╔══
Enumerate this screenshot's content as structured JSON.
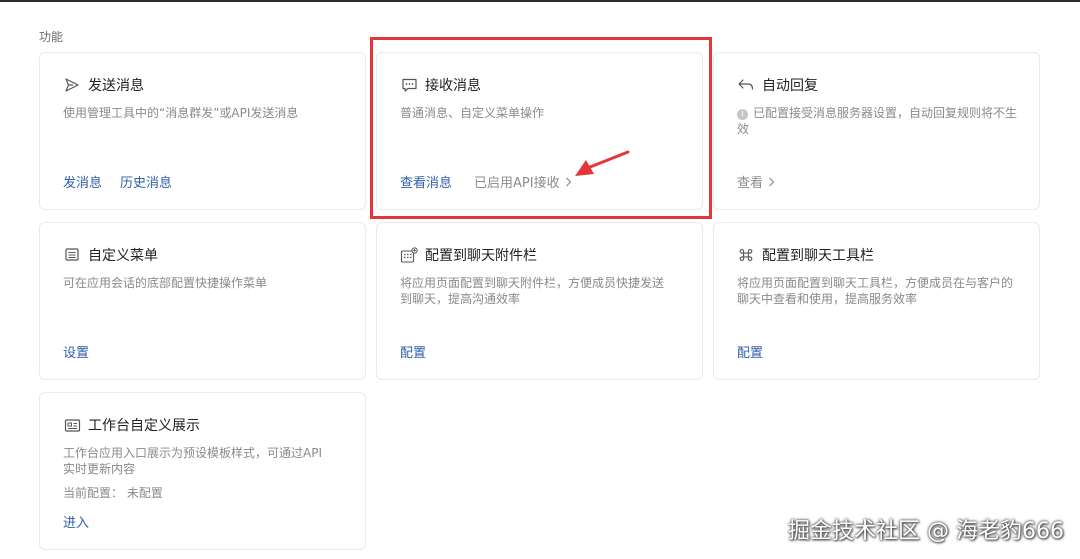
{
  "section_label": "功能",
  "cards": {
    "send": {
      "title": "发送消息",
      "desc": "使用管理工具中的“消息群发”或API发送消息",
      "actions": [
        "发消息",
        "历史消息"
      ]
    },
    "receive": {
      "title": "接收消息",
      "desc": "普通消息、自定义菜单操作",
      "action": "查看消息",
      "status": "已启用API接收"
    },
    "auto_reply": {
      "title": "自动回复",
      "desc": "已配置接受消息服务器设置，自动回复规则将不生效",
      "action": "查看"
    },
    "custom_menu": {
      "title": "自定义菜单",
      "desc": "可在应用会话的底部配置快捷操作菜单",
      "action": "设置"
    },
    "chat_attachment": {
      "title": "配置到聊天附件栏",
      "desc": "将应用页面配置到聊天附件栏，方便成员快捷发送到聊天，提高沟通效率",
      "action": "配置"
    },
    "chat_toolbar": {
      "title": "配置到聊天工具栏",
      "desc": "将应用页面配置到聊天工具栏，方便成员在与客户的聊天中查看和使用，提高服务效率",
      "action": "配置"
    },
    "workbench": {
      "title": "工作台自定义展示",
      "desc": "工作台应用入口展示为预设模板样式，可通过API实时更新内容",
      "config_label": "当前配置：",
      "config_value": "未配置",
      "action": "进入"
    }
  },
  "icons": {
    "send": "send-icon",
    "receive": "message-icon",
    "auto_reply": "reply-icon",
    "custom_menu": "menu-icon",
    "chat_attachment": "attachment-grid-icon",
    "chat_toolbar": "toolbar-icon",
    "workbench": "workbench-card-icon"
  },
  "colors": {
    "link": "#2f5ea8",
    "highlight": "#e5353a",
    "muted": "#8c8c8c"
  },
  "watermark": "掘金技术社区 @ 海老豹666"
}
╚══
== Requirements ==
All of the entries above should be copied exactly, except for the pictures.

== Answer for this exercise ==
Enumerate this screenshot's content as structured JSON.
{
  "section_label": "功能",
  "cards": {
    "send": {
      "title": "发送消息",
      "desc": "使用管理工具中的“消息群发”或API发送消息",
      "actions": [
        "发消息",
        "历史消息"
      ]
    },
    "receive": {
      "title": "接收消息",
      "desc": "普通消息、自定义菜单操作",
      "action": "查看消息",
      "status": "已启用API接收"
    },
    "auto_reply": {
      "title": "自动回复",
      "desc": "已配置接受消息服务器设置，自动回复规则将不生效",
      "action": "查看"
    },
    "custom_menu": {
      "title": "自定义菜单",
      "desc": "可在应用会话的底部配置快捷操作菜单",
      "action": "设置"
    },
    "chat_attachment": {
      "title": "配置到聊天附件栏",
      "desc": "将应用页面配置到聊天附件栏，方便成员快捷发送到聊天，提高沟通效率",
      "action": "配置"
    },
    "chat_toolbar": {
      "title": "配置到聊天工具栏",
      "desc": "将应用页面配置到聊天工具栏，方便成员在与客户的聊天中查看和使用，提高服务效率",
      "action": "配置"
    },
    "workbench": {
      "title": "工作台自定义展示",
      "desc": "工作台应用入口展示为预设模板样式，可通过API实时更新内容",
      "config_label": "当前配置：",
      "config_value": "未配置",
      "action": "进入"
    }
  },
  "icons": {
    "send": "send-icon",
    "receive": "message-icon",
    "auto_reply": "reply-icon",
    "custom_menu": "menu-icon",
    "chat_attachment": "attachment-grid-icon",
    "chat_toolbar": "toolbar-icon",
    "workbench": "workbench-card-icon"
  },
  "colors": {
    "link": "#2f5ea8",
    "highlight": "#e5353a",
    "muted": "#8c8c8c"
  },
  "watermark": "掘金技术社区 @ 海老豹666"
}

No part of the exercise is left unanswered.